*Exercise description*. Work through the material below and count the lines holding the word "title"; give that count and nothing more.

[Records from a collection of figures]
__________________________________________________

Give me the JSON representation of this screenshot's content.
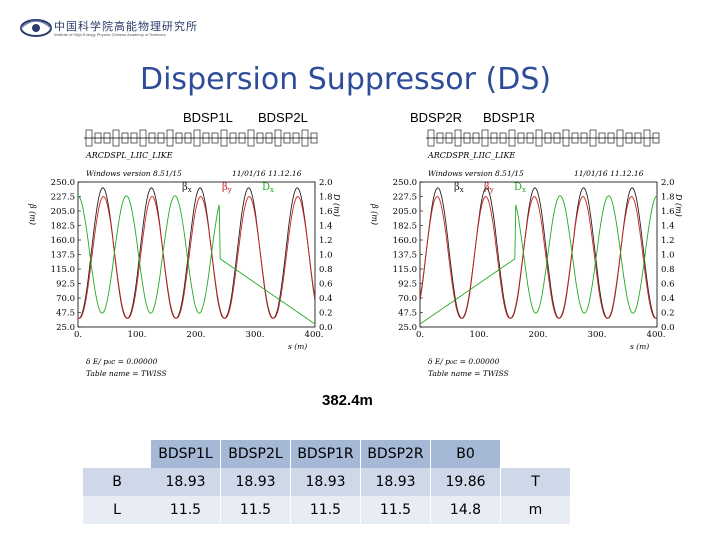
{
  "logo": {
    "chinese": "中国科学院高能物理研究所",
    "english": "Institute of High Energy Physics  Chinese Academy of Sciences"
  },
  "title": "Dispersion Suppressor (DS)",
  "section_labels": {
    "bdsp1l": "BDSP1L",
    "bdsp2l": "BDSP2L",
    "bdsp2r": "BDSP2R",
    "bdsp1r": "BDSP1R"
  },
  "plots": [
    {
      "lattice_name": "ARCDSPL_LIIC_LIKE",
      "windows_version": "Windows version 8.51/15",
      "date": "11/01/16  11.12.16",
      "legend": {
        "bx": "β",
        "bx_sub": "x",
        "by": "β",
        "by_sub": "y",
        "dx": "D",
        "dx_sub": "x"
      },
      "ylabel_left": "β (m)",
      "ylabel_right": "D (m)",
      "yticks_left": [
        "250.0",
        "227.5",
        "205.0",
        "182.5",
        "160.0",
        "137.5",
        "115.0",
        "92.5",
        "70.0",
        "47.5",
        "25.0"
      ],
      "yticks_right": [
        "2.0",
        "1.8",
        "1.6",
        "1.4",
        "1.2",
        "1.0",
        "0.8",
        "0.6",
        "0.4",
        "0.2",
        "0.0"
      ],
      "xticks": [
        "0.",
        "100.",
        "200.",
        "300.",
        "400."
      ],
      "xlabel": "s (m)",
      "footer1": "δ E/ p₀c  =  0.00000",
      "footer2": "Table name = TWISS",
      "mirror": false
    },
    {
      "lattice_name": "ARCDSPR_LIIC_LIKE",
      "windows_version": "Windows version 8.51/15",
      "date": "11/01/16  11.12.16",
      "legend": {
        "bx": "β",
        "bx_sub": "x",
        "by": "β",
        "by_sub": "y",
        "dx": "D",
        "dx_sub": "x"
      },
      "ylabel_left": "β (m)",
      "ylabel_right": "D (m)",
      "yticks_left": [
        "250.0",
        "227.5",
        "205.0",
        "182.5",
        "160.0",
        "137.5",
        "115.0",
        "92.5",
        "70.0",
        "47.5",
        "25.0"
      ],
      "yticks_right": [
        "2.0",
        "1.8",
        "1.6",
        "1.4",
        "1.2",
        "1.0",
        "0.8",
        "0.6",
        "0.4",
        "0.2",
        "0.0"
      ],
      "xticks": [
        "0.",
        "100.",
        "200.",
        "300.",
        "400."
      ],
      "xlabel": "s (m)",
      "footer1": "δ E/ p₀c  =  0.00000",
      "footer2": "Table name = TWISS",
      "mirror": true
    }
  ],
  "length_label": "382.4m",
  "table": {
    "header": [
      "",
      "BDSP1L",
      "BDSP2L",
      "BDSP1R",
      "BDSP2R",
      "B0",
      ""
    ],
    "rows": [
      [
        "B",
        "18.93",
        "18.93",
        "18.93",
        "18.93",
        "19.86",
        "T"
      ],
      [
        "L",
        "11.5",
        "11.5",
        "11.5",
        "11.5",
        "14.8",
        "m"
      ]
    ]
  },
  "colors": {
    "title": "#2f4c99",
    "beta_x": "#222222",
    "beta_y": "#cc2222",
    "disp_x": "#22aa22",
    "table_header": "#a5b9d6"
  }
}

__________________________________________________

*Task output*. 2